Recorded data:
+++
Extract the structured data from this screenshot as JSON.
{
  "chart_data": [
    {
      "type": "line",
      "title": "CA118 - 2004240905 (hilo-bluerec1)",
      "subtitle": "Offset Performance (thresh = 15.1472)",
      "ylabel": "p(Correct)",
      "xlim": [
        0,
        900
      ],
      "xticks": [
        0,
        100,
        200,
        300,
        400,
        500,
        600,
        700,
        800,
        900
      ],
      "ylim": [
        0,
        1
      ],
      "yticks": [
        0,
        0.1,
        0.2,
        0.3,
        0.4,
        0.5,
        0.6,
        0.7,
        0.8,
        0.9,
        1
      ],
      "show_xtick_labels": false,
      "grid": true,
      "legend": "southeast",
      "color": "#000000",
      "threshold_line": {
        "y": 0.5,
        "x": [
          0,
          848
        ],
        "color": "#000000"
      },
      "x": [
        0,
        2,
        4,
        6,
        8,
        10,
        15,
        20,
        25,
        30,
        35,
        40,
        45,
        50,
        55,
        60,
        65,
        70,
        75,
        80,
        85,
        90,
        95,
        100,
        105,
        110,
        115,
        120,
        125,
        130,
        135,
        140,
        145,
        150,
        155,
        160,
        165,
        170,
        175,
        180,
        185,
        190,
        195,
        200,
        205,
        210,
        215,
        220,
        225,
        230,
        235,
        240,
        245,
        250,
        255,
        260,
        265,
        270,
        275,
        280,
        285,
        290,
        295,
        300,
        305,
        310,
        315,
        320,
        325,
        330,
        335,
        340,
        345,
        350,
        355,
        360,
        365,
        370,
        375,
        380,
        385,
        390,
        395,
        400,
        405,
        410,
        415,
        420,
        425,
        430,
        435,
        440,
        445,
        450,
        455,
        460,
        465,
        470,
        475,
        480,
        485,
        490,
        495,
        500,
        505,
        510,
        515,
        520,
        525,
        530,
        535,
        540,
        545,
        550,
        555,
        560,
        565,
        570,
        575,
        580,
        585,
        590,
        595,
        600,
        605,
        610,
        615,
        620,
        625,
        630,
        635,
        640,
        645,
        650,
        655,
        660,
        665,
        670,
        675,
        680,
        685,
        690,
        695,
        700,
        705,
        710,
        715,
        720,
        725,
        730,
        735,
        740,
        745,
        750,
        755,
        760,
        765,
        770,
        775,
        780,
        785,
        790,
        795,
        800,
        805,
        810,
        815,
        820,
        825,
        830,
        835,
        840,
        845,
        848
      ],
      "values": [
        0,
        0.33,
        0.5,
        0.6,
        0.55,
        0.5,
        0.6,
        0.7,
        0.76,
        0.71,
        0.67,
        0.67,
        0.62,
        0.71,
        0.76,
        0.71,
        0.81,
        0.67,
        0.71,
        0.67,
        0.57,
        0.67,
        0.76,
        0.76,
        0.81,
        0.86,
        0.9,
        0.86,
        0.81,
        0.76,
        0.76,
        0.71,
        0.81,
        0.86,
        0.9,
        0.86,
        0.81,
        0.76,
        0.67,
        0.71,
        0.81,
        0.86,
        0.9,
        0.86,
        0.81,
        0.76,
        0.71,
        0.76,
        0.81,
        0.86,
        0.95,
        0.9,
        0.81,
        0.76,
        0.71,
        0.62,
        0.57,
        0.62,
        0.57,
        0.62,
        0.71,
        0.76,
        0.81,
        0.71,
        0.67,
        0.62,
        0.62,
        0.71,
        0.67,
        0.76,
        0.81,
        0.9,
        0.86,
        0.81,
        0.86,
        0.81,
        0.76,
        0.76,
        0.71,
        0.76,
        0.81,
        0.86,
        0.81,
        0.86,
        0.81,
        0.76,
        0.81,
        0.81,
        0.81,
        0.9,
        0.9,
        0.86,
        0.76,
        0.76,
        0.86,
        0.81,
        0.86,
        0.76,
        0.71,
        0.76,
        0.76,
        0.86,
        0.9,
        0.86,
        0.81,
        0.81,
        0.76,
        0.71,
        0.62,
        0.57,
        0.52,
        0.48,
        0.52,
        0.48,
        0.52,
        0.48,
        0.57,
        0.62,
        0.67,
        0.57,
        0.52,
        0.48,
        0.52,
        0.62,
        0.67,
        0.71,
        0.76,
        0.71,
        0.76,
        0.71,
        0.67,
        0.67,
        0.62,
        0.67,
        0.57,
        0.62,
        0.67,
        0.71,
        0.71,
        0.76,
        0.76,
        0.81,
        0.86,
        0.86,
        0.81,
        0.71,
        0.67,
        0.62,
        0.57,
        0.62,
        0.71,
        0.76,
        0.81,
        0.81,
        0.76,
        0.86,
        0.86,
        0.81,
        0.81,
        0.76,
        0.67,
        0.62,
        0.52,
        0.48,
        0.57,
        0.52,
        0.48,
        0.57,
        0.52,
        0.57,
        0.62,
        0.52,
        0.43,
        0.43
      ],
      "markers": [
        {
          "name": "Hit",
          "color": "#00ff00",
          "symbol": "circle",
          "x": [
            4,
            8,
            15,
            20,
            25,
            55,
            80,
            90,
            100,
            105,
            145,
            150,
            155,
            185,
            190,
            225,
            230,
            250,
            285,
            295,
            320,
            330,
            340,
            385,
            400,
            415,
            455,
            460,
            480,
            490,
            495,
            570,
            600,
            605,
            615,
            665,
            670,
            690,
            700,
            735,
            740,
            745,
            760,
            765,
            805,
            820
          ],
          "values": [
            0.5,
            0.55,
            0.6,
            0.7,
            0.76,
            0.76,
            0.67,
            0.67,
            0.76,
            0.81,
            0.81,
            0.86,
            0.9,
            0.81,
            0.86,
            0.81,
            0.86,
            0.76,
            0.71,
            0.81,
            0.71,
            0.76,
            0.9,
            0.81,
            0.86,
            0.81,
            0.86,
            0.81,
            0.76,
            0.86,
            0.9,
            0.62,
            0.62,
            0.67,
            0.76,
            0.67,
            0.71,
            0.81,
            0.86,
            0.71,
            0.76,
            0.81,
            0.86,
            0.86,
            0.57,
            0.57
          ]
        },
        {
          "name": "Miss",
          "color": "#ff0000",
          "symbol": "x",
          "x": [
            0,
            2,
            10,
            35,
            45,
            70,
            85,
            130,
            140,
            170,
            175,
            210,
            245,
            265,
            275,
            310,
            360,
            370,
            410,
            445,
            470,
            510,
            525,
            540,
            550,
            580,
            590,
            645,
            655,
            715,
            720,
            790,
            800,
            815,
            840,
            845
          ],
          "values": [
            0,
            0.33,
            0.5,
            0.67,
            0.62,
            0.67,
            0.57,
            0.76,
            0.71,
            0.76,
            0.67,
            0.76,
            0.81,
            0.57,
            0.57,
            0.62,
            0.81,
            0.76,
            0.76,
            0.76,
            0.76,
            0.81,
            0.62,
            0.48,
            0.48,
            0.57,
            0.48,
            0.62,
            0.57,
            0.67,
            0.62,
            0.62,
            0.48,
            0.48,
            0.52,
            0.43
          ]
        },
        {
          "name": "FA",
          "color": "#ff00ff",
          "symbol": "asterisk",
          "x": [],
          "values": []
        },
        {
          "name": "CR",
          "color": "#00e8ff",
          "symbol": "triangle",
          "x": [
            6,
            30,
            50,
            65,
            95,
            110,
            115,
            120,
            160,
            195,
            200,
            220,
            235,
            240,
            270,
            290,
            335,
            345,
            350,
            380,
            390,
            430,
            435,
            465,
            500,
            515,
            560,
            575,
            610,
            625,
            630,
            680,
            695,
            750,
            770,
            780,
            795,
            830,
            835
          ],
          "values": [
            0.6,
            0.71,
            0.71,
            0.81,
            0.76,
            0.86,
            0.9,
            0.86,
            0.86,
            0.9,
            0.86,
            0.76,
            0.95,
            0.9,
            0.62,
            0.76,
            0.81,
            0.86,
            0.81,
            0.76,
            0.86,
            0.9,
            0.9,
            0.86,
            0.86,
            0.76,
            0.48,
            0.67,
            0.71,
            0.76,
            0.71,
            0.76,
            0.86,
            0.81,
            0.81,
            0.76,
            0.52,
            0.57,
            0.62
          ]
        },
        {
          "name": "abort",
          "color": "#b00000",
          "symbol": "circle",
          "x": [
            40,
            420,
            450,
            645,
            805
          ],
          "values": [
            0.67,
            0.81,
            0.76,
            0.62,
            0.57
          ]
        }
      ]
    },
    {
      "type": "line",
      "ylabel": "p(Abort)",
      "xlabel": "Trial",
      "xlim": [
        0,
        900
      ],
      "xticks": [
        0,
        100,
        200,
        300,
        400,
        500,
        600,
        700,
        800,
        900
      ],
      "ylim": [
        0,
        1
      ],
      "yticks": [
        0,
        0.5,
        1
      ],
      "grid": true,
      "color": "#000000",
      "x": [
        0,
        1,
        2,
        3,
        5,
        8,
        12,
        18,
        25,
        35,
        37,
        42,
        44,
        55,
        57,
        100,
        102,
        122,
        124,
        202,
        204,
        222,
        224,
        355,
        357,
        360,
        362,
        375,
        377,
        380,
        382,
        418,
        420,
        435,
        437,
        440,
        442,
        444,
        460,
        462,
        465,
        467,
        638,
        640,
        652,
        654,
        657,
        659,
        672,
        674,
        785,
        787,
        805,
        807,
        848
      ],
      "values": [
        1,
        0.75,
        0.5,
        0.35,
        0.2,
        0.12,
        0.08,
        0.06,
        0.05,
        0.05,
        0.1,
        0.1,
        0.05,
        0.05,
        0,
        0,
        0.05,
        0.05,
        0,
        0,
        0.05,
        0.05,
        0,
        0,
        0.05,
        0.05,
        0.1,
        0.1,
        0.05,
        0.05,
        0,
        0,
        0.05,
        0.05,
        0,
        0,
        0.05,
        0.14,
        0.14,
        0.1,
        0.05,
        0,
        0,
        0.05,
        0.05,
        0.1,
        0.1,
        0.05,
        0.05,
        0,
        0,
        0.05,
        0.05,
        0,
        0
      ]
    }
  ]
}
+++
TASK DIRECTIONS:
Identify every line holding the word "symbol" and copy it out.

WORKED ANSWER:
          "symbol": "circle",
          "symbol": "x",
          "symbol": "asterisk",
          "symbol": "triangle",
          "symbol": "circle",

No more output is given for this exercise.